**DIRECTIVE**
Reproduce the listing word for word. Skip any image.

**SUPPLIED INFORMATION**
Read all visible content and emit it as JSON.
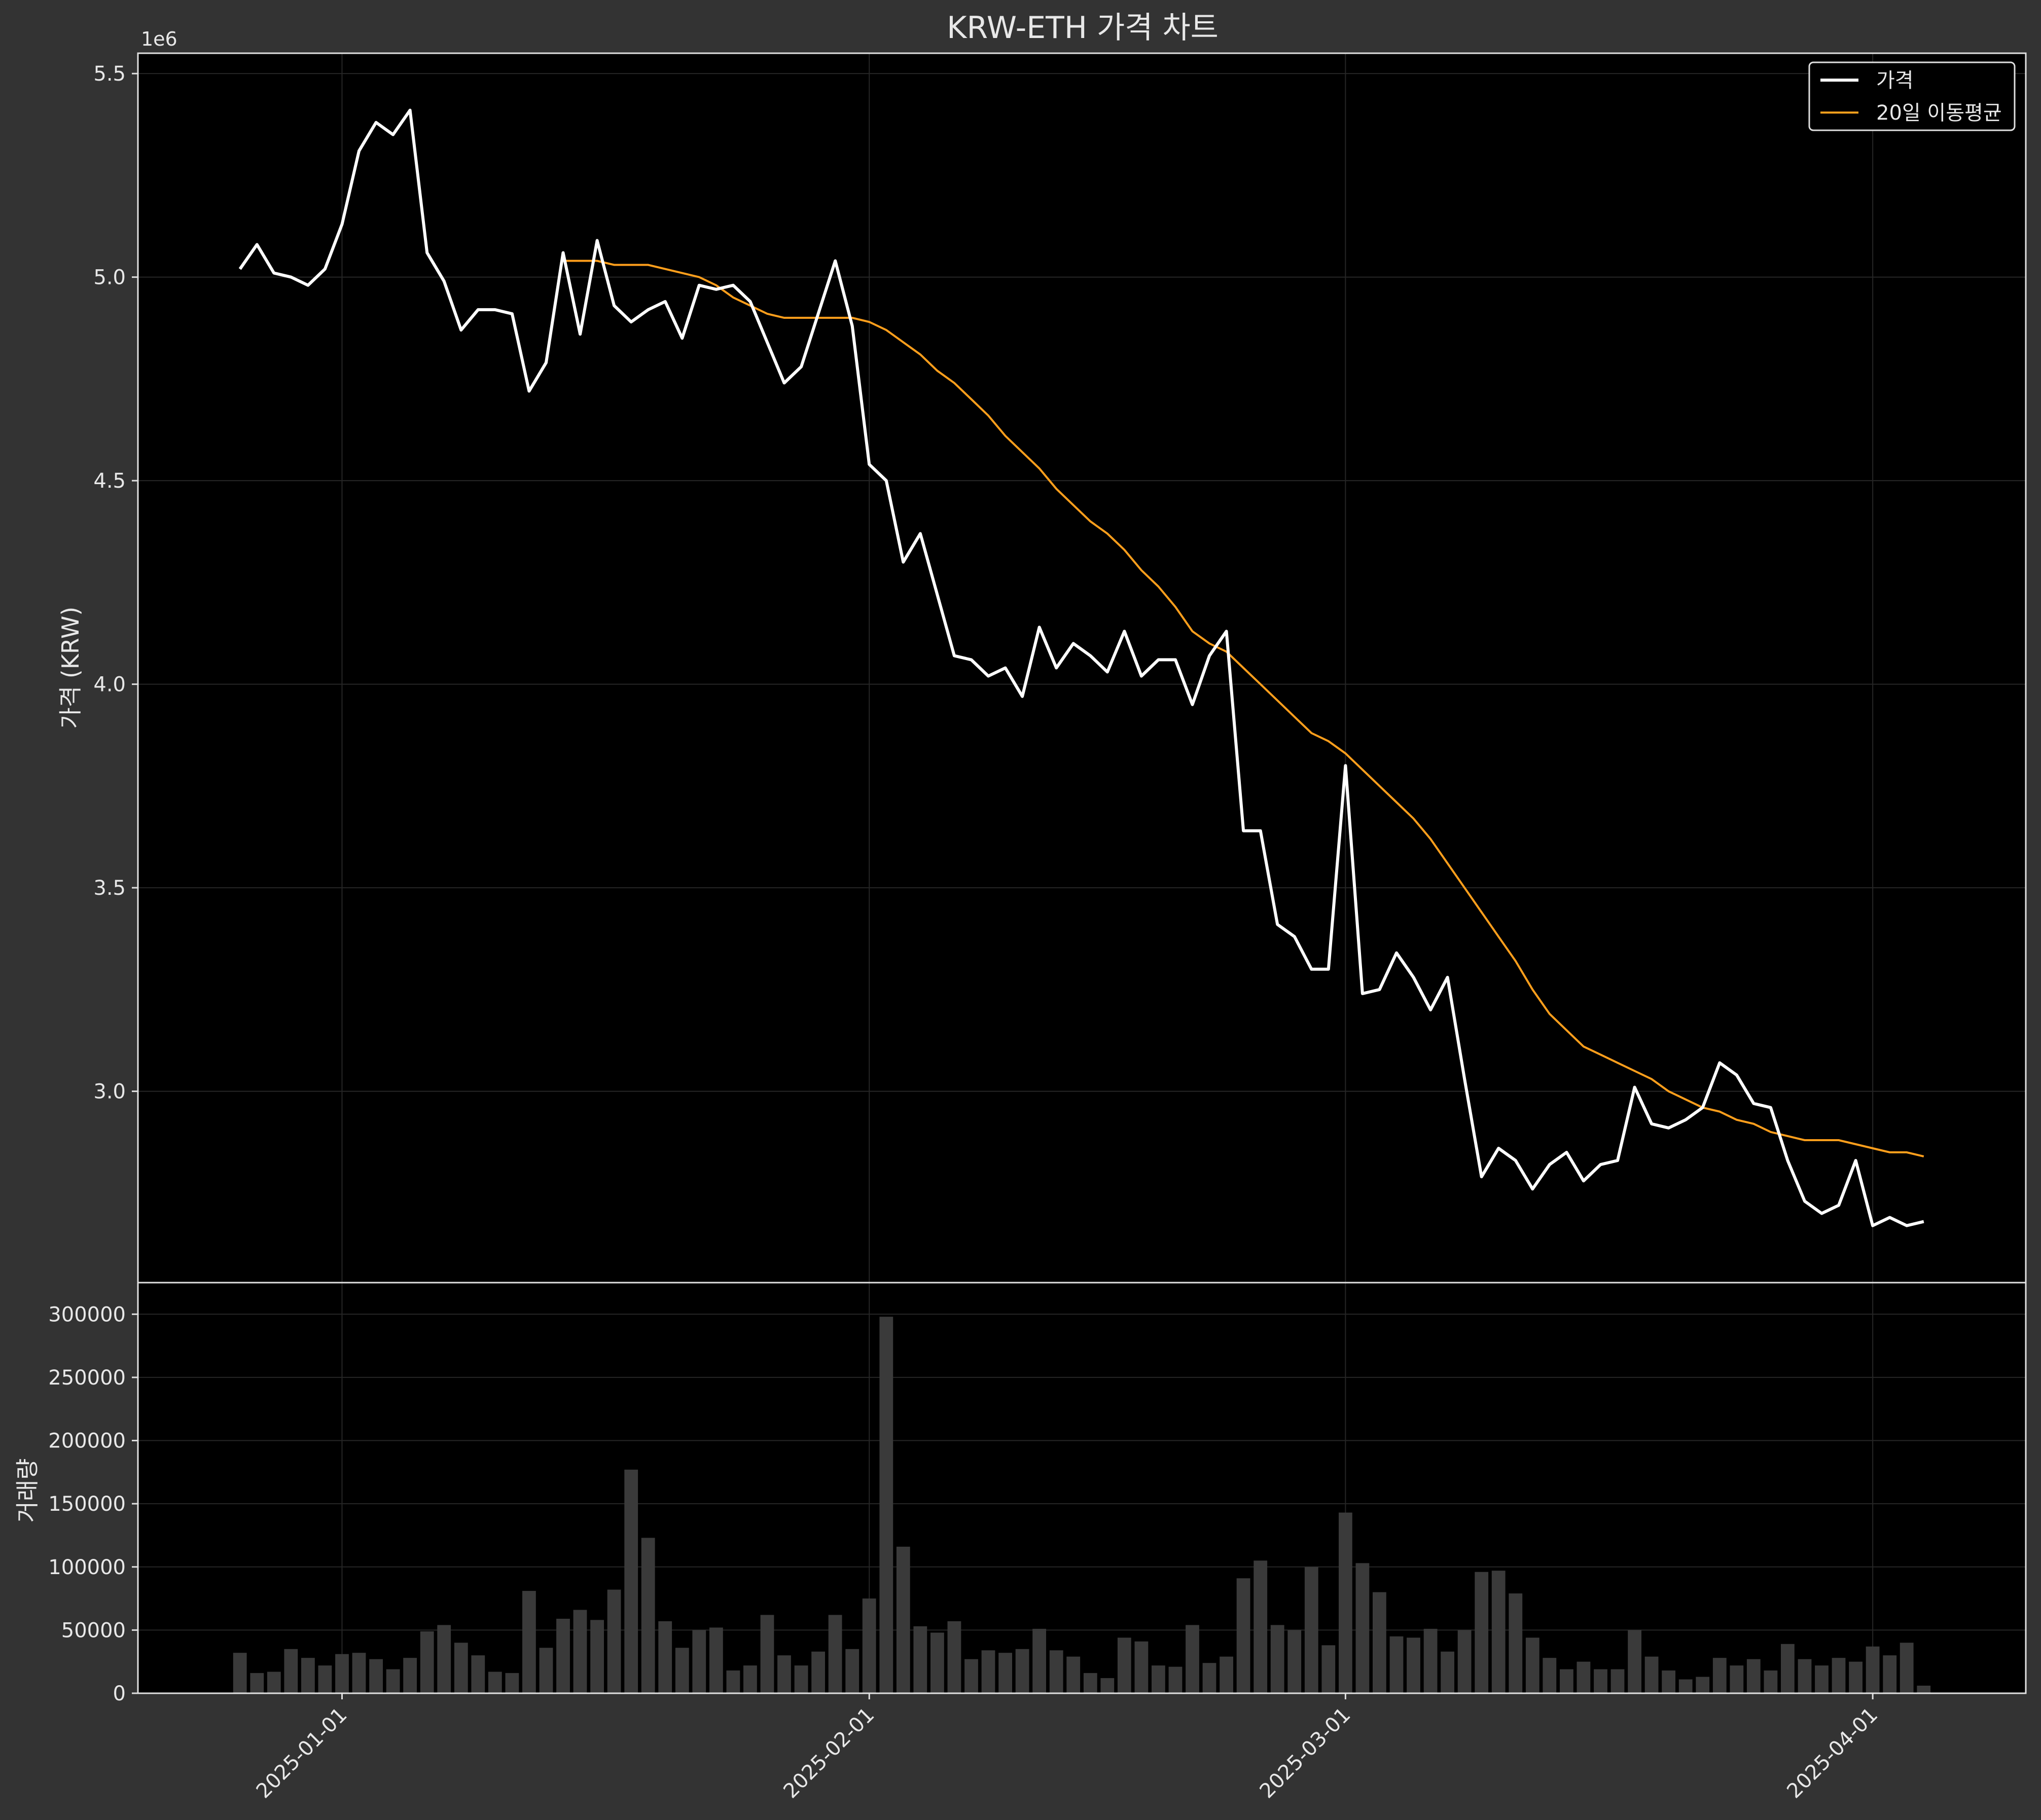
{
  "chart_data": [
    {
      "type": "line",
      "title": "KRW-ETH 가격 차트",
      "ylabel": "가격 (KRW)",
      "offset_label": "1e6",
      "ylim": [
        2.53,
        5.55
      ],
      "yticks": [
        3.0,
        3.5,
        4.0,
        4.5,
        5.0,
        5.5
      ],
      "ytick_labels": [
        "3.0",
        "3.5",
        "4.0",
        "4.5",
        "5.0",
        "5.5"
      ],
      "x_start": "2024-12-26",
      "x_end": "2025-04-05",
      "xlim": [
        "2024-12-20",
        "2025-04-10"
      ],
      "grid": true,
      "legend": "top-right",
      "series": [
        {
          "name": "가격",
          "color": "#ffffff",
          "values": [
            5.02,
            5.08,
            5.01,
            5.0,
            4.98,
            5.02,
            5.13,
            5.31,
            5.38,
            5.35,
            5.41,
            5.06,
            4.99,
            4.87,
            4.92,
            4.92,
            4.91,
            4.72,
            4.79,
            5.06,
            4.86,
            5.09,
            4.93,
            4.89,
            4.92,
            4.94,
            4.85,
            4.98,
            4.97,
            4.98,
            4.94,
            4.84,
            4.74,
            4.78,
            4.91,
            5.04,
            4.88,
            4.54,
            4.5,
            4.3,
            4.37,
            4.22,
            4.07,
            4.06,
            4.02,
            4.04,
            3.97,
            4.14,
            4.04,
            4.1,
            4.07,
            4.03,
            4.13,
            4.02,
            4.06,
            4.06,
            3.95,
            4.07,
            4.13,
            3.64,
            3.64,
            3.41,
            3.38,
            3.3,
            3.3,
            3.8,
            3.24,
            3.25,
            3.34,
            3.28,
            3.2,
            3.28,
            3.03,
            2.79,
            2.86,
            2.83,
            2.76,
            2.82,
            2.85,
            2.78,
            2.82,
            2.83,
            3.01,
            2.92,
            2.91,
            2.93,
            2.96,
            3.07,
            3.04,
            2.97,
            2.96,
            2.83,
            2.73,
            2.7,
            2.72,
            2.83,
            2.67,
            2.69,
            2.67,
            2.68
          ]
        },
        {
          "name": "20일 이동평균",
          "color": "#ff9f1c",
          "start_index": 19,
          "values": [
            5.04,
            5.04,
            5.04,
            5.03,
            5.03,
            5.03,
            5.02,
            5.01,
            5.0,
            4.98,
            4.95,
            4.93,
            4.91,
            4.9,
            4.9,
            4.9,
            4.9,
            4.9,
            4.89,
            4.87,
            4.84,
            4.81,
            4.77,
            4.74,
            4.7,
            4.66,
            4.61,
            4.57,
            4.53,
            4.48,
            4.44,
            4.4,
            4.37,
            4.33,
            4.28,
            4.24,
            4.19,
            4.13,
            4.1,
            4.08,
            4.04,
            4.0,
            3.96,
            3.92,
            3.88,
            3.86,
            3.83,
            3.79,
            3.75,
            3.71,
            3.67,
            3.62,
            3.56,
            3.5,
            3.44,
            3.38,
            3.32,
            3.25,
            3.19,
            3.15,
            3.11,
            3.09,
            3.07,
            3.05,
            3.03,
            3.0,
            2.98,
            2.96,
            2.95,
            2.93,
            2.92,
            2.9,
            2.89,
            2.88,
            2.88,
            2.88,
            2.87,
            2.86,
            2.85,
            2.85,
            2.84
          ]
        }
      ]
    },
    {
      "type": "bar",
      "ylabel": "거래량",
      "ylim": [
        0,
        325000
      ],
      "yticks": [
        0,
        50000,
        100000,
        150000,
        200000,
        250000,
        300000
      ],
      "ytick_labels": [
        "0",
        "50000",
        "100000",
        "150000",
        "200000",
        "250000",
        "300000"
      ],
      "xticks": [
        "2025-01-01",
        "2025-02-01",
        "2025-03-01",
        "2025-04-01"
      ],
      "xtick_labels": [
        "2025-01-01",
        "2025-02-01",
        "2025-03-01",
        "2025-04-01"
      ],
      "bar_color": "#3a3a3a",
      "values": [
        32000,
        16000,
        17000,
        35000,
        28000,
        22000,
        31000,
        32000,
        27000,
        19000,
        28000,
        49000,
        54000,
        40000,
        30000,
        17000,
        16000,
        81000,
        36000,
        59000,
        66000,
        58000,
        82000,
        177000,
        123000,
        57000,
        36000,
        50000,
        52000,
        18000,
        22000,
        62000,
        30000,
        22000,
        33000,
        62000,
        35000,
        75000,
        298000,
        116000,
        53000,
        48000,
        57000,
        27000,
        34000,
        32000,
        35000,
        51000,
        34000,
        29000,
        16000,
        12000,
        44000,
        41000,
        22000,
        21000,
        54000,
        24000,
        29000,
        91000,
        105000,
        54000,
        50000,
        100000,
        38000,
        143000,
        103000,
        80000,
        45000,
        44000,
        51000,
        33000,
        50000,
        96000,
        97000,
        79000,
        44000,
        28000,
        19000,
        25000,
        19000,
        19000,
        50000,
        29000,
        18000,
        11000,
        13000,
        28000,
        22000,
        27000,
        18000,
        39000,
        27000,
        22000,
        28000,
        25000,
        37000,
        30000,
        40000,
        6000
      ]
    }
  ]
}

**FINISHED ANSWER**
Read all visible content and emit it as JSON.
{
  "chart_data": [
    {
      "type": "line",
      "title": "KRW-ETH 가격 차트",
      "ylabel": "가격 (KRW)",
      "offset_label": "1e6",
      "ylim": [
        2.53,
        5.55
      ],
      "yticks": [
        3.0,
        3.5,
        4.0,
        4.5,
        5.0,
        5.5
      ],
      "ytick_labels": [
        "3.0",
        "3.5",
        "4.0",
        "4.5",
        "5.0",
        "5.5"
      ],
      "x_start": "2024-12-26",
      "x_end": "2025-04-05",
      "xlim": [
        "2024-12-20",
        "2025-04-10"
      ],
      "grid": true,
      "legend": "top-right",
      "series": [
        {
          "name": "가격",
          "color": "#ffffff",
          "values": [
            5.02,
            5.08,
            5.01,
            5.0,
            4.98,
            5.02,
            5.13,
            5.31,
            5.38,
            5.35,
            5.41,
            5.06,
            4.99,
            4.87,
            4.92,
            4.92,
            4.91,
            4.72,
            4.79,
            5.06,
            4.86,
            5.09,
            4.93,
            4.89,
            4.92,
            4.94,
            4.85,
            4.98,
            4.97,
            4.98,
            4.94,
            4.84,
            4.74,
            4.78,
            4.91,
            5.04,
            4.88,
            4.54,
            4.5,
            4.3,
            4.37,
            4.22,
            4.07,
            4.06,
            4.02,
            4.04,
            3.97,
            4.14,
            4.04,
            4.1,
            4.07,
            4.03,
            4.13,
            4.02,
            4.06,
            4.06,
            3.95,
            4.07,
            4.13,
            3.64,
            3.64,
            3.41,
            3.38,
            3.3,
            3.3,
            3.8,
            3.24,
            3.25,
            3.34,
            3.28,
            3.2,
            3.28,
            3.03,
            2.79,
            2.86,
            2.83,
            2.76,
            2.82,
            2.85,
            2.78,
            2.82,
            2.83,
            3.01,
            2.92,
            2.91,
            2.93,
            2.96,
            3.07,
            3.04,
            2.97,
            2.96,
            2.83,
            2.73,
            2.7,
            2.72,
            2.83,
            2.67,
            2.69,
            2.67,
            2.68
          ]
        },
        {
          "name": "20일 이동평균",
          "color": "#ff9f1c",
          "start_index": 19,
          "values": [
            5.04,
            5.04,
            5.04,
            5.03,
            5.03,
            5.03,
            5.02,
            5.01,
            5.0,
            4.98,
            4.95,
            4.93,
            4.91,
            4.9,
            4.9,
            4.9,
            4.9,
            4.9,
            4.89,
            4.87,
            4.84,
            4.81,
            4.77,
            4.74,
            4.7,
            4.66,
            4.61,
            4.57,
            4.53,
            4.48,
            4.44,
            4.4,
            4.37,
            4.33,
            4.28,
            4.24,
            4.19,
            4.13,
            4.1,
            4.08,
            4.04,
            4.0,
            3.96,
            3.92,
            3.88,
            3.86,
            3.83,
            3.79,
            3.75,
            3.71,
            3.67,
            3.62,
            3.56,
            3.5,
            3.44,
            3.38,
            3.32,
            3.25,
            3.19,
            3.15,
            3.11,
            3.09,
            3.07,
            3.05,
            3.03,
            3.0,
            2.98,
            2.96,
            2.95,
            2.93,
            2.92,
            2.9,
            2.89,
            2.88,
            2.88,
            2.88,
            2.87,
            2.86,
            2.85,
            2.85,
            2.84
          ]
        }
      ]
    },
    {
      "type": "bar",
      "ylabel": "거래량",
      "ylim": [
        0,
        325000
      ],
      "yticks": [
        0,
        50000,
        100000,
        150000,
        200000,
        250000,
        300000
      ],
      "ytick_labels": [
        "0",
        "50000",
        "100000",
        "150000",
        "200000",
        "250000",
        "300000"
      ],
      "xticks": [
        "2025-01-01",
        "2025-02-01",
        "2025-03-01",
        "2025-04-01"
      ],
      "xtick_labels": [
        "2025-01-01",
        "2025-02-01",
        "2025-03-01",
        "2025-04-01"
      ],
      "bar_color": "#3a3a3a",
      "values": [
        32000,
        16000,
        17000,
        35000,
        28000,
        22000,
        31000,
        32000,
        27000,
        19000,
        28000,
        49000,
        54000,
        40000,
        30000,
        17000,
        16000,
        81000,
        36000,
        59000,
        66000,
        58000,
        82000,
        177000,
        123000,
        57000,
        36000,
        50000,
        52000,
        18000,
        22000,
        62000,
        30000,
        22000,
        33000,
        62000,
        35000,
        75000,
        298000,
        116000,
        53000,
        48000,
        57000,
        27000,
        34000,
        32000,
        35000,
        51000,
        34000,
        29000,
        16000,
        12000,
        44000,
        41000,
        22000,
        21000,
        54000,
        24000,
        29000,
        91000,
        105000,
        54000,
        50000,
        100000,
        38000,
        143000,
        103000,
        80000,
        45000,
        44000,
        51000,
        33000,
        50000,
        96000,
        97000,
        79000,
        44000,
        28000,
        19000,
        25000,
        19000,
        19000,
        50000,
        29000,
        18000,
        11000,
        13000,
        28000,
        22000,
        27000,
        18000,
        39000,
        27000,
        22000,
        28000,
        25000,
        37000,
        30000,
        40000,
        6000
      ]
    }
  ]
}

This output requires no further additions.